> THE TASK:
Filter the records below for the word "this". Copy each line that holds it.

> EXERCISE MATERIAL:
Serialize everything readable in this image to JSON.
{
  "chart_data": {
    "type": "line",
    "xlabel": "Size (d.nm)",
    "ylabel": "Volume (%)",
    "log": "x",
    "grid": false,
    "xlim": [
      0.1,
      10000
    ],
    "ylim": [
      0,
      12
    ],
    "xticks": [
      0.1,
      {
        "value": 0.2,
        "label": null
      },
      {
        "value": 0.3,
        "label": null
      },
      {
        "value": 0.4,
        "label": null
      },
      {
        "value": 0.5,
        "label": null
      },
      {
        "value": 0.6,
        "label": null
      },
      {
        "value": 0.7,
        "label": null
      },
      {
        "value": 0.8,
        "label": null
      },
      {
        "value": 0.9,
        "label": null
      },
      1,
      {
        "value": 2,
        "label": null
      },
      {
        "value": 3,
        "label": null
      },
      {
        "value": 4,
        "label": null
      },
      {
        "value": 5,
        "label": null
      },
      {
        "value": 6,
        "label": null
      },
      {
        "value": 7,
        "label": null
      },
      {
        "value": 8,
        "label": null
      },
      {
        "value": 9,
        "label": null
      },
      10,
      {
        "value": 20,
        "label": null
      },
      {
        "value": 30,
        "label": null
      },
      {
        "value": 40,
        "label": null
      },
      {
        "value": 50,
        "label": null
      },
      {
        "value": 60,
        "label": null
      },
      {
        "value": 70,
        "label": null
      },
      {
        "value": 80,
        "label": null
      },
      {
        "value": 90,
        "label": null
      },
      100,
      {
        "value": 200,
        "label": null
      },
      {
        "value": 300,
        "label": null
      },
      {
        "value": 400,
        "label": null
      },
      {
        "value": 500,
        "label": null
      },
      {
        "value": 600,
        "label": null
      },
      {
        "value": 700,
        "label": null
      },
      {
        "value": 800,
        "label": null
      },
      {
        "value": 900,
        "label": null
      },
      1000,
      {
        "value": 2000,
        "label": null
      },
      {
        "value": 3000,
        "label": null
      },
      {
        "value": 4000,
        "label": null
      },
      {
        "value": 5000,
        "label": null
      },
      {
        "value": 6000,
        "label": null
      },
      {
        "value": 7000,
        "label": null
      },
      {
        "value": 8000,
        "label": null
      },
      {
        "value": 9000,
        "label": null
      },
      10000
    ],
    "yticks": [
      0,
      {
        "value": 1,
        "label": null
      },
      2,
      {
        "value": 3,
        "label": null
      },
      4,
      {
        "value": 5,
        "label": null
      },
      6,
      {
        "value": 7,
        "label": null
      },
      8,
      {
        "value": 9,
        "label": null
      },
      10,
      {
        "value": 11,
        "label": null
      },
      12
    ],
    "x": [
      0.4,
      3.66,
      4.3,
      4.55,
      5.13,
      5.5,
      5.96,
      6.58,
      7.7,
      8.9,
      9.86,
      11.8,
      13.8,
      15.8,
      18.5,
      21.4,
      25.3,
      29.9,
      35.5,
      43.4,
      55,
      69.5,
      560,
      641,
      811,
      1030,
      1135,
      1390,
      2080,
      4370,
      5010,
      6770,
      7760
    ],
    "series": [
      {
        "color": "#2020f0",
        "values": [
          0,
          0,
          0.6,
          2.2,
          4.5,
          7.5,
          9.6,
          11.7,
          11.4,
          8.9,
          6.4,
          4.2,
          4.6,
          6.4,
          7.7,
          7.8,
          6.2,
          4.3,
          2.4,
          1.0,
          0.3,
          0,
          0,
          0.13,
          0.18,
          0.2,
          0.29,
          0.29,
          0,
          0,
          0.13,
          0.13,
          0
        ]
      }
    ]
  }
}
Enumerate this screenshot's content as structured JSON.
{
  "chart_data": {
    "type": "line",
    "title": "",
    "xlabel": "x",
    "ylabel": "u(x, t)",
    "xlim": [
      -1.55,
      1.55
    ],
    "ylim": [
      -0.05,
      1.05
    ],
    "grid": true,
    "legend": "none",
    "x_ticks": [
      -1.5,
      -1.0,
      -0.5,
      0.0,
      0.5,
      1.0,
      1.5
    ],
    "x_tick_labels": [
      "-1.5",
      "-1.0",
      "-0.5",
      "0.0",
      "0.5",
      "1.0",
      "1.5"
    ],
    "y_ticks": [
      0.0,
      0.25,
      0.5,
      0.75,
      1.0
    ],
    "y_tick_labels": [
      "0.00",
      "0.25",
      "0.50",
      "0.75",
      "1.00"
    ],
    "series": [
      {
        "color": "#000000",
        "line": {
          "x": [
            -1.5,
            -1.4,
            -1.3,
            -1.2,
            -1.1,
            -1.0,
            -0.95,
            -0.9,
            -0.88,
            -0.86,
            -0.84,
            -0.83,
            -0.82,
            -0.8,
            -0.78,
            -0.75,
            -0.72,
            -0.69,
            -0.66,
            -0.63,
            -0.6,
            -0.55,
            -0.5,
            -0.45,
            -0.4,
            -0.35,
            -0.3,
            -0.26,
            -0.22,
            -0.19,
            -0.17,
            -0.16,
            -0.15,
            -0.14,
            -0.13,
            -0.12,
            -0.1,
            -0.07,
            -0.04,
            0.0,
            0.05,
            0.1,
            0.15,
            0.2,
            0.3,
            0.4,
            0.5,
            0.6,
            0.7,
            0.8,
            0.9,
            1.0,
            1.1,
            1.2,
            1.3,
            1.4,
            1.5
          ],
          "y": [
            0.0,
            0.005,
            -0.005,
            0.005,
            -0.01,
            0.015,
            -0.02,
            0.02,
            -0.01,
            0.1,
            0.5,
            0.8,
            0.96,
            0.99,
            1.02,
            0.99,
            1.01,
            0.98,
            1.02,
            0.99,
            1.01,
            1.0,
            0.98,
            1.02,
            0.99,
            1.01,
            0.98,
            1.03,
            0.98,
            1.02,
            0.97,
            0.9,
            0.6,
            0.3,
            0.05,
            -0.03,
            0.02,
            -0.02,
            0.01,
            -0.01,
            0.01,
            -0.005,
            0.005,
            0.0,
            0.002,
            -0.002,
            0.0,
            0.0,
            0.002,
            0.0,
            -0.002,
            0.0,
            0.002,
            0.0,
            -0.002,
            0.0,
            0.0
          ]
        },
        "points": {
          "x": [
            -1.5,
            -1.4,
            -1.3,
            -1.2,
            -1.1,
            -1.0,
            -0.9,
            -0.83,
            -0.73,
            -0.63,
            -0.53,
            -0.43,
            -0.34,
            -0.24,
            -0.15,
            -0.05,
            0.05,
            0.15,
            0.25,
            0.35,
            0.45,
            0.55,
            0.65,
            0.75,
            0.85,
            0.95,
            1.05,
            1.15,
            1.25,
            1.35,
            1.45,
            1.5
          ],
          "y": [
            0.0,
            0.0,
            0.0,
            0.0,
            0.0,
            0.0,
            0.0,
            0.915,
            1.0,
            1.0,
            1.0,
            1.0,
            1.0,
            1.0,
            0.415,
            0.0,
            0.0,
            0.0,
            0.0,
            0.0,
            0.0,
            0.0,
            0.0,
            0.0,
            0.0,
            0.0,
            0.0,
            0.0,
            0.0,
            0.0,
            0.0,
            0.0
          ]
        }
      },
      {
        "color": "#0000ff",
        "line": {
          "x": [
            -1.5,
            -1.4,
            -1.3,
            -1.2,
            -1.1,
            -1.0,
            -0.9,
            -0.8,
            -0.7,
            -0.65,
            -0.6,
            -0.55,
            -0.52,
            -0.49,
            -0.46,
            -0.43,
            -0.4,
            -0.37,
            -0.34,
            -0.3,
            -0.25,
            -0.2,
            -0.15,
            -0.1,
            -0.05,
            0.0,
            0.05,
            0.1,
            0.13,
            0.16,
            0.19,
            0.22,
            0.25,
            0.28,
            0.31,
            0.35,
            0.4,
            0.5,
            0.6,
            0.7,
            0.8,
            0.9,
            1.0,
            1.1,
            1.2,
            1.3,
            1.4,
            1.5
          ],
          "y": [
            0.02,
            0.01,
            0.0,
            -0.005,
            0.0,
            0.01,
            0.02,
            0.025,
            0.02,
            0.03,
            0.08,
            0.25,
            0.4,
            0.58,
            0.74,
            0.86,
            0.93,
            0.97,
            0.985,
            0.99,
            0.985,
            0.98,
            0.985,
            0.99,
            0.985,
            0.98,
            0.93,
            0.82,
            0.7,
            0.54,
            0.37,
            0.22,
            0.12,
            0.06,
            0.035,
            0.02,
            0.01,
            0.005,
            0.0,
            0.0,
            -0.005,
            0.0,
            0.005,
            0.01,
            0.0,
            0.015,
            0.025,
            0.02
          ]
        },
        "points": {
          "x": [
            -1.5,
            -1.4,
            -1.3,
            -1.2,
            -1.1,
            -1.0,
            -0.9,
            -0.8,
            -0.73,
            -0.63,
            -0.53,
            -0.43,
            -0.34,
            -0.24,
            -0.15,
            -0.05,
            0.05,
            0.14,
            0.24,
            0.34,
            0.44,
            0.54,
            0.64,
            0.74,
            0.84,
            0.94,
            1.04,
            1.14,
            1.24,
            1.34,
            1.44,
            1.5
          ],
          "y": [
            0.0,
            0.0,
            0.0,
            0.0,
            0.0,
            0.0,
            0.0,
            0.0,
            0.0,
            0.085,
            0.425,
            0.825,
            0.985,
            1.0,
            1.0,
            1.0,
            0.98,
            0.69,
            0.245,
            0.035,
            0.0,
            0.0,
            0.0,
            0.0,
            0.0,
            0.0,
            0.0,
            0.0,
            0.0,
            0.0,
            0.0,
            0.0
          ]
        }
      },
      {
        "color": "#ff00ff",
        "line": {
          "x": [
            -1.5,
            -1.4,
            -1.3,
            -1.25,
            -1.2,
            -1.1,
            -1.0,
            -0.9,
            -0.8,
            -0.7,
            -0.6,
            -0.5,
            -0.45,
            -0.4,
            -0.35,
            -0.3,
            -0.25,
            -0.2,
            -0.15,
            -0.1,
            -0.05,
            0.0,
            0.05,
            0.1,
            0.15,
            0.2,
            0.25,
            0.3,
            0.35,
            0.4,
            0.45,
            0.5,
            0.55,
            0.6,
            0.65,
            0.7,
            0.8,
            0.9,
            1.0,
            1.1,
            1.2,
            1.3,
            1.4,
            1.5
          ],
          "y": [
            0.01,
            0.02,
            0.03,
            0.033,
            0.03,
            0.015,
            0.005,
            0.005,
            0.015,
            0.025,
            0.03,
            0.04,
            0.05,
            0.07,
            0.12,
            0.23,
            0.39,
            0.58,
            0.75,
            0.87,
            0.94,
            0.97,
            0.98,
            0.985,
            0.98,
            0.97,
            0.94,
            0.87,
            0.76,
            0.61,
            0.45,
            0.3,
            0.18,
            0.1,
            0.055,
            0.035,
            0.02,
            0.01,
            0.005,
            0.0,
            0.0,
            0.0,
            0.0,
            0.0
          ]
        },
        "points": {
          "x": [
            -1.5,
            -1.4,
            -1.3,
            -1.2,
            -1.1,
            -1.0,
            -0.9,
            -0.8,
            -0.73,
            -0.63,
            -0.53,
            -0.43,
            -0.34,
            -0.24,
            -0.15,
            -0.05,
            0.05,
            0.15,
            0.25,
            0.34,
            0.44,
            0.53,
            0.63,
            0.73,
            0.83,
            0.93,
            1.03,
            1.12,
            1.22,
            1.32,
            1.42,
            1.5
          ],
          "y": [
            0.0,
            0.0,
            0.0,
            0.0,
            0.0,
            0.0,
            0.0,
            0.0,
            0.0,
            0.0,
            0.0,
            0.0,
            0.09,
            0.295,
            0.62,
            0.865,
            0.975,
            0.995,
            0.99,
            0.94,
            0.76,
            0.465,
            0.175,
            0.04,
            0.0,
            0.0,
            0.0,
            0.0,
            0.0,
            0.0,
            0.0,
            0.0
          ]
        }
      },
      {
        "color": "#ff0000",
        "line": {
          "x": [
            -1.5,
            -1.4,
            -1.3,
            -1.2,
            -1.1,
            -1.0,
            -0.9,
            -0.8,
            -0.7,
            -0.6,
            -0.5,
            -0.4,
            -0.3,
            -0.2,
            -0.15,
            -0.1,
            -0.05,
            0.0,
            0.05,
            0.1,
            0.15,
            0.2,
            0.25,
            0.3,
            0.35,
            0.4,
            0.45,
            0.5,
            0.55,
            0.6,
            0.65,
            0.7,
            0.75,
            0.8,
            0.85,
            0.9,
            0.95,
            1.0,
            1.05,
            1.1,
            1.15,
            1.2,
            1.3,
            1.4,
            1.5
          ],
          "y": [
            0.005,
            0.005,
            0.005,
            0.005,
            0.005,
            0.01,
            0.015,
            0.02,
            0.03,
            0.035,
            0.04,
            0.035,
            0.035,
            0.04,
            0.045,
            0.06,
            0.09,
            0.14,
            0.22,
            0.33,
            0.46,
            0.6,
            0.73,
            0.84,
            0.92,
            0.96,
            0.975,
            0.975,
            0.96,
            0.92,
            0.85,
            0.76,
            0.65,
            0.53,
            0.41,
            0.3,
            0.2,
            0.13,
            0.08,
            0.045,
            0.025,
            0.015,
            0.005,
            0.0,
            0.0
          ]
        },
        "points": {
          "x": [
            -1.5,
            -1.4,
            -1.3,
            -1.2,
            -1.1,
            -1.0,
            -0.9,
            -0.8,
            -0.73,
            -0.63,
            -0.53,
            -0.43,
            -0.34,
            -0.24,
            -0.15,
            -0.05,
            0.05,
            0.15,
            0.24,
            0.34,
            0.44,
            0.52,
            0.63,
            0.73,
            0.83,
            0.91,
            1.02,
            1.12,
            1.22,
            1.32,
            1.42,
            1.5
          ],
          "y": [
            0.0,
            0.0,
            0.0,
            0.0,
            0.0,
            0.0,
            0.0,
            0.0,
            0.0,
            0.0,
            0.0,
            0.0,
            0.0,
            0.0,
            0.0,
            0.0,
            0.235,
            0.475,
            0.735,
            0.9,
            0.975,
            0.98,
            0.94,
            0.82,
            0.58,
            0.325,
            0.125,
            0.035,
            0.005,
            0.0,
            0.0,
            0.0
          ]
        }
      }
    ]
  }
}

> EXERCISE ANSWER:
Serialize everything readable in this image to JSON.
Enumerate this screenshot's content as structured JSON.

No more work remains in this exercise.